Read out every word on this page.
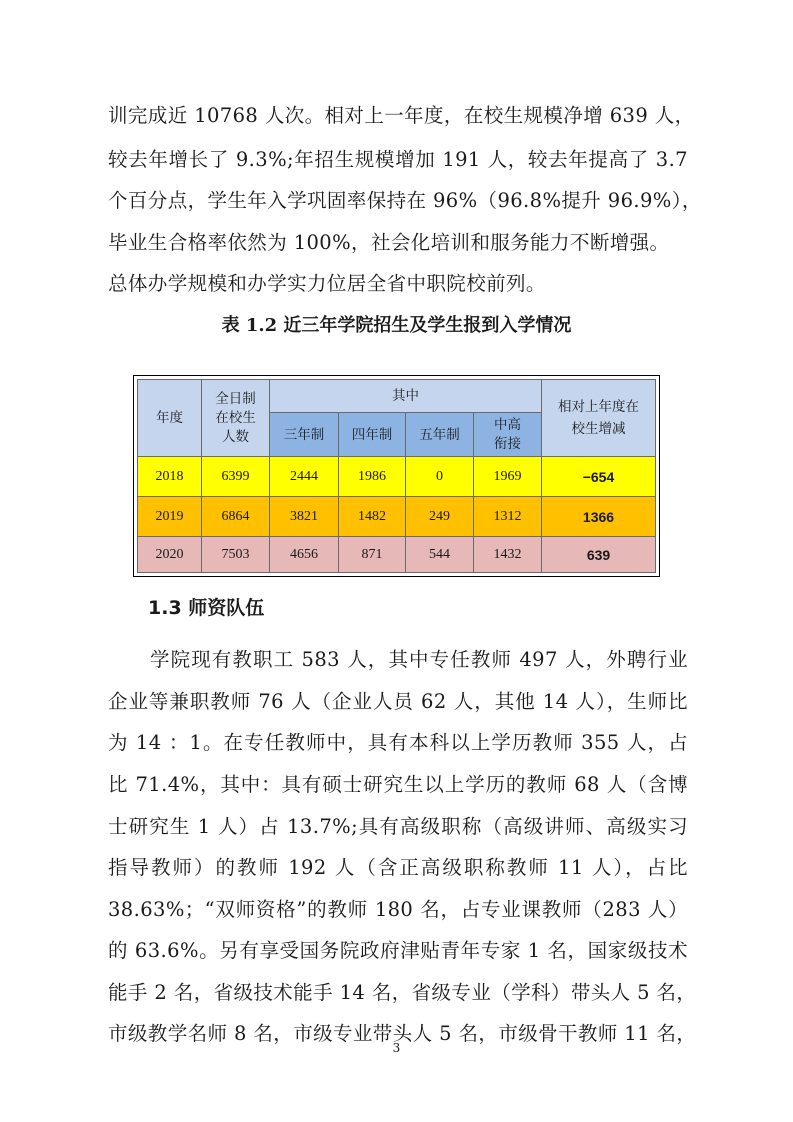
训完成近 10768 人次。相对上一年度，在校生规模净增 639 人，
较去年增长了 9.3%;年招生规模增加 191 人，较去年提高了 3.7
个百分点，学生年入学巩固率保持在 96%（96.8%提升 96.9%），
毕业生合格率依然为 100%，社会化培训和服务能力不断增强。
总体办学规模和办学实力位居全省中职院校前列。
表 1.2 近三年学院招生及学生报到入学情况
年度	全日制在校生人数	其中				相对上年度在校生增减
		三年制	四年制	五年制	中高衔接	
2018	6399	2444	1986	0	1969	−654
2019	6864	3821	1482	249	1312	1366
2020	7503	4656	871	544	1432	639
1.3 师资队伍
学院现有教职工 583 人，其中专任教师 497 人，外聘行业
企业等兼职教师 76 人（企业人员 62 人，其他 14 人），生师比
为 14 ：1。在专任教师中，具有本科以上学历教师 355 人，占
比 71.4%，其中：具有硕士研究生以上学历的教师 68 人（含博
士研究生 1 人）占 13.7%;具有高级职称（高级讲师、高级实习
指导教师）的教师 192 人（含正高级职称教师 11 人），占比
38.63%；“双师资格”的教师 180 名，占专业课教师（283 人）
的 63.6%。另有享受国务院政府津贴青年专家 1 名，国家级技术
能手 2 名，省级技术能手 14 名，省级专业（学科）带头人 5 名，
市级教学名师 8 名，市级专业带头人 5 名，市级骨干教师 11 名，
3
|---|
Goal:
Quote every record above exactly, omitting any pictures they contain.

Written answer:
Read out every word on this page.
训完成近 10768 人次。相对上一年度，在校生规模净增 639 人，
较去年增长了 9.3%;年招生规模增加 191 人，较去年提高了 3.7
个百分点，学生年入学巩固率保持在 96%（96.8%提升 96.9%），
毕业生合格率依然为 100%，社会化培训和服务能力不断增强。
总体办学规模和办学实力位居全省中职院校前列。
表 1.2 近三年学院招生及学生报到入学情况
年度	全日制在校生人数	其中				相对上年度在校生增减
		三年制	四年制	五年制	中高衔接	
2018	6399	2444	1986	0	1969	−654
2019	6864	3821	1482	249	1312	1366
2020	7503	4656	871	544	1432	639
1.3 师资队伍
学院现有教职工 583 人，其中专任教师 497 人，外聘行业
企业等兼职教师 76 人（企业人员 62 人，其他 14 人），生师比
为 14 ：1。在专任教师中，具有本科以上学历教师 355 人，占
比 71.4%，其中：具有硕士研究生以上学历的教师 68 人（含博
士研究生 1 人）占 13.7%;具有高级职称（高级讲师、高级实习
指导教师）的教师 192 人（含正高级职称教师 11 人），占比
38.63%；“双师资格”的教师 180 名，占专业课教师（283 人）
的 63.6%。另有享受国务院政府津贴青年专家 1 名，国家级技术
能手 2 名，省级技术能手 14 名，省级专业（学科）带头人 5 名，
市级教学名师 8 名，市级专业带头人 5 名，市级骨干教师 11 名，
3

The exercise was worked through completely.